Dataset rows about figures:
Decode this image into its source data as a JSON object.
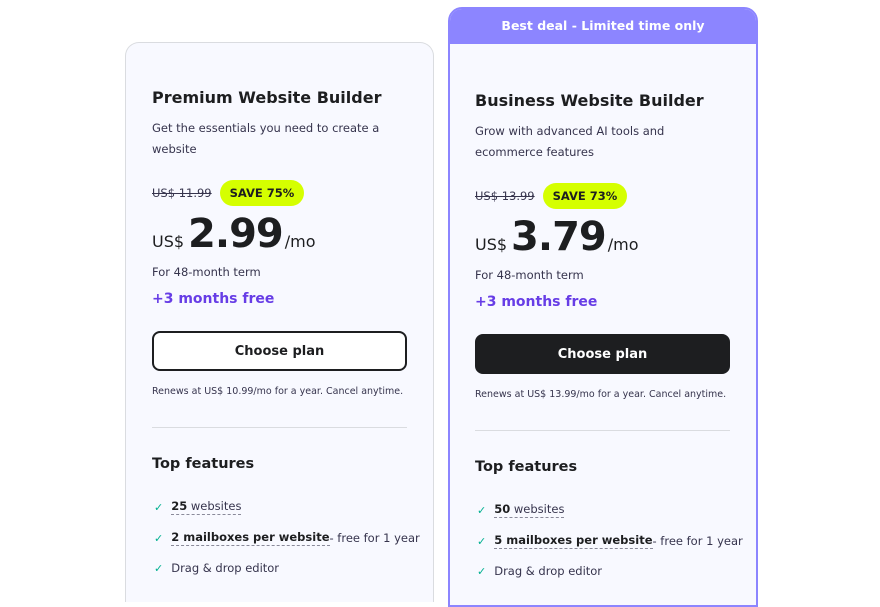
{
  "plans": [
    {
      "title": "Premium Website Builder",
      "description": "Get the essentials you need to create a website",
      "old_price": "US$ 11.99",
      "save_badge": "SAVE 75%",
      "currency": "US$",
      "price": "2.99",
      "period": "/mo",
      "term": "For 48-month term",
      "bonus": "+3 months free",
      "button": "Choose plan",
      "renews": "Renews at US$ 10.99/mo for a year. Cancel anytime.",
      "features_title": "Top features",
      "features": [
        {
          "bold": "25",
          "text": " websites",
          "extra": ""
        },
        {
          "bold": "2 mailboxes per website",
          "text": "",
          "extra": " - free for 1 year"
        },
        {
          "bold": "",
          "text": "Drag & drop editor",
          "extra": ""
        }
      ]
    },
    {
      "banner": "Best deal - Limited time only",
      "title": "Business Website Builder",
      "description": "Grow with advanced AI tools and ecommerce features",
      "old_price": "US$ 13.99",
      "save_badge": "SAVE 73%",
      "currency": "US$",
      "price": "3.79",
      "period": "/mo",
      "term": "For 48-month term",
      "bonus": "+3 months free",
      "button": "Choose plan",
      "renews": "Renews at US$ 13.99/mo for a year. Cancel anytime.",
      "features_title": "Top features",
      "features": [
        {
          "bold": "50",
          "text": " websites",
          "extra": ""
        },
        {
          "bold": "5 mailboxes per website",
          "text": "",
          "extra": " - free for 1 year"
        },
        {
          "bold": "",
          "text": "Drag & drop editor",
          "extra": ""
        }
      ]
    }
  ],
  "colors": {
    "accent": "#673de6",
    "banner": "#8c85ff",
    "badge": "#d5ff00",
    "check": "#00b090"
  }
}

» Goal of the exercise
Leave the pictures out and write out every entry exactly as given.

» Answer to the problem
Decode this image into its source data as a JSON object.
{
  "plans": [
    {
      "title": "Premium Website Builder",
      "description": "Get the essentials you need to create a website",
      "old_price": "US$ 11.99",
      "save_badge": "SAVE 75%",
      "currency": "US$",
      "price": "2.99",
      "period": "/mo",
      "term": "For 48-month term",
      "bonus": "+3 months free",
      "button": "Choose plan",
      "renews": "Renews at US$ 10.99/mo for a year. Cancel anytime.",
      "features_title": "Top features",
      "features": [
        {
          "bold": "25",
          "text": " websites",
          "extra": ""
        },
        {
          "bold": "2 mailboxes per website",
          "text": "",
          "extra": " - free for 1 year"
        },
        {
          "bold": "",
          "text": "Drag & drop editor",
          "extra": ""
        }
      ]
    },
    {
      "banner": "Best deal - Limited time only",
      "title": "Business Website Builder",
      "description": "Grow with advanced AI tools and ecommerce features",
      "old_price": "US$ 13.99",
      "save_badge": "SAVE 73%",
      "currency": "US$",
      "price": "3.79",
      "period": "/mo",
      "term": "For 48-month term",
      "bonus": "+3 months free",
      "button": "Choose plan",
      "renews": "Renews at US$ 13.99/mo for a year. Cancel anytime.",
      "features_title": "Top features",
      "features": [
        {
          "bold": "50",
          "text": " websites",
          "extra": ""
        },
        {
          "bold": "5 mailboxes per website",
          "text": "",
          "extra": " - free for 1 year"
        },
        {
          "bold": "",
          "text": "Drag & drop editor",
          "extra": ""
        }
      ]
    }
  ],
  "colors": {
    "accent": "#673de6",
    "banner": "#8c85ff",
    "badge": "#d5ff00",
    "check": "#00b090"
  }
}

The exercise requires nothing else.